#### [Record excerpts]

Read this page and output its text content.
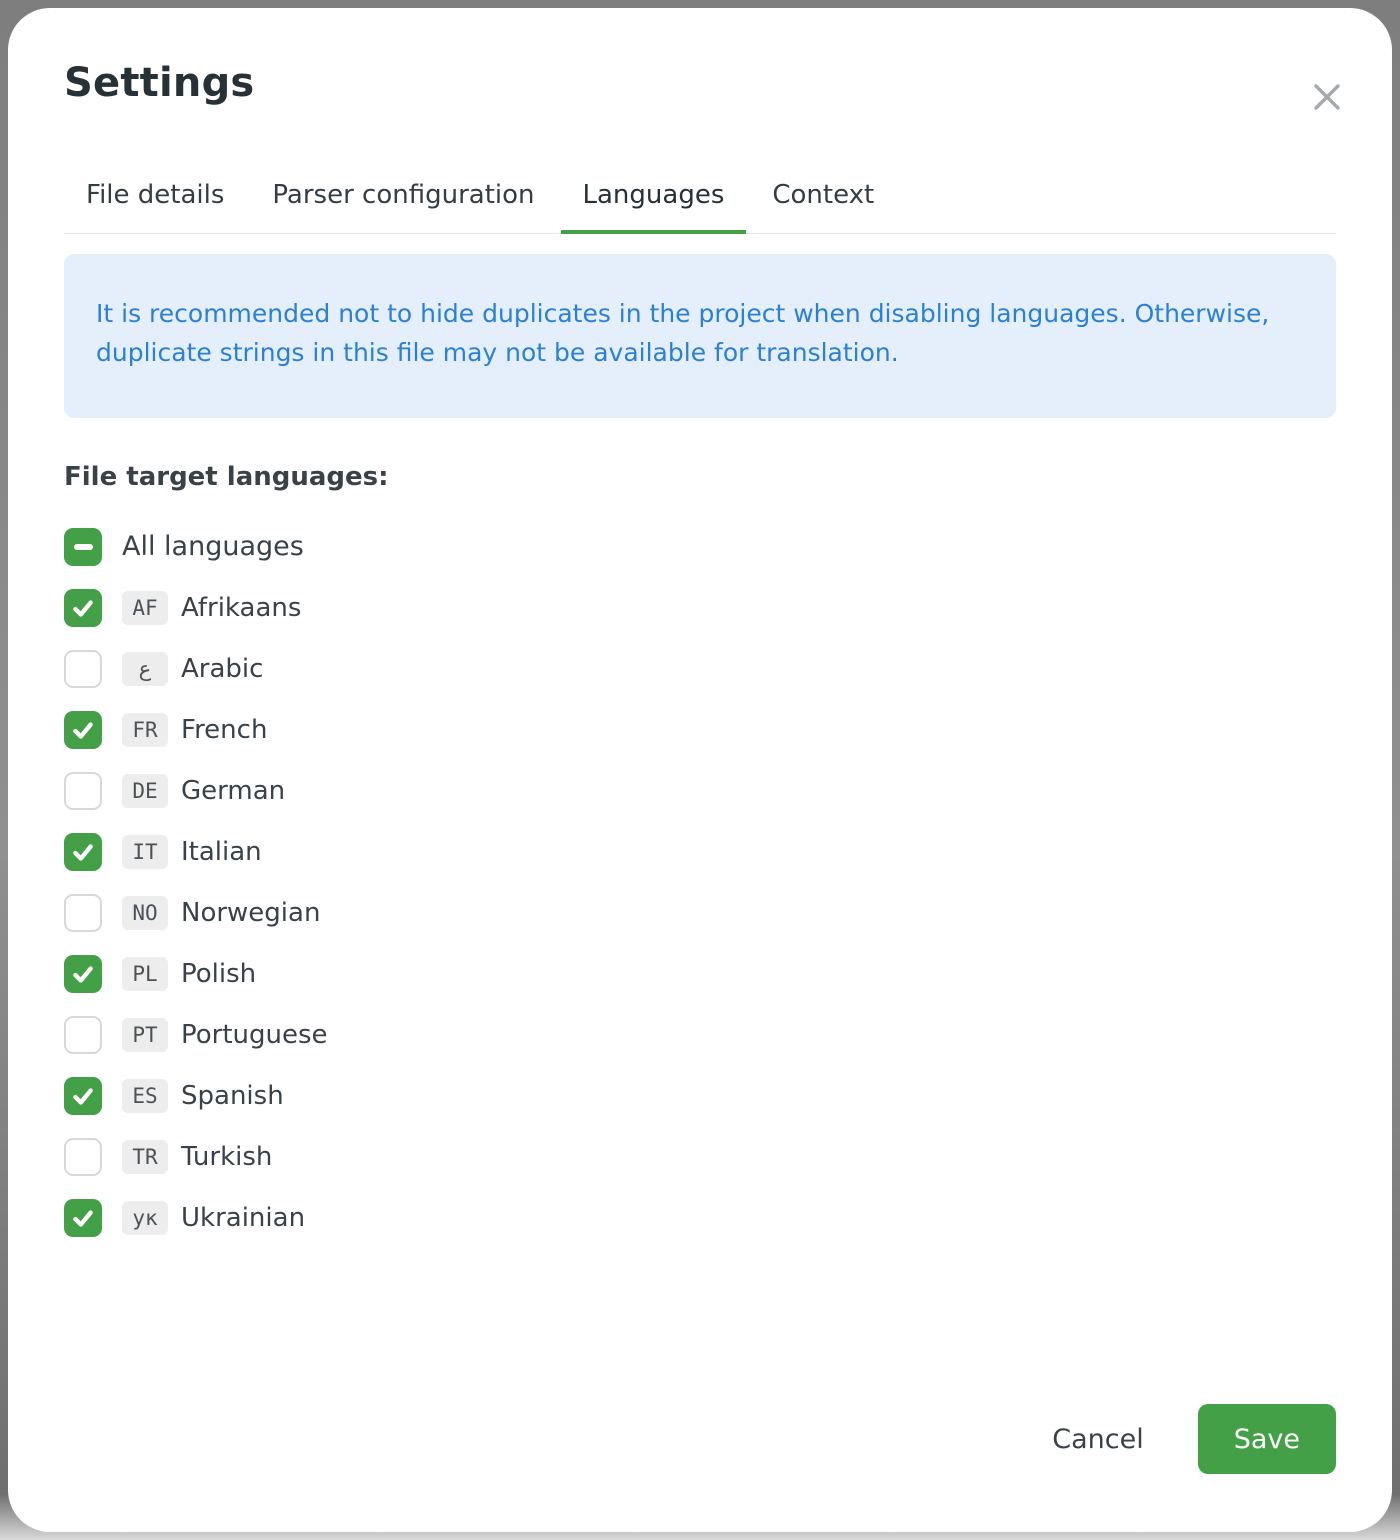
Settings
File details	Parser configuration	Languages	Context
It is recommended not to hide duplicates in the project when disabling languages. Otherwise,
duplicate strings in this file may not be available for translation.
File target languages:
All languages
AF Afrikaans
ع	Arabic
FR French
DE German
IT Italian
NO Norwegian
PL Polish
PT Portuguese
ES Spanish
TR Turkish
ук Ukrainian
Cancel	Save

#### [Written request]
Return only those lines of the records that contain the string "this".

#### [Result below]
Read this page and output its text content.
duplicate strings in this file may not be available for translation.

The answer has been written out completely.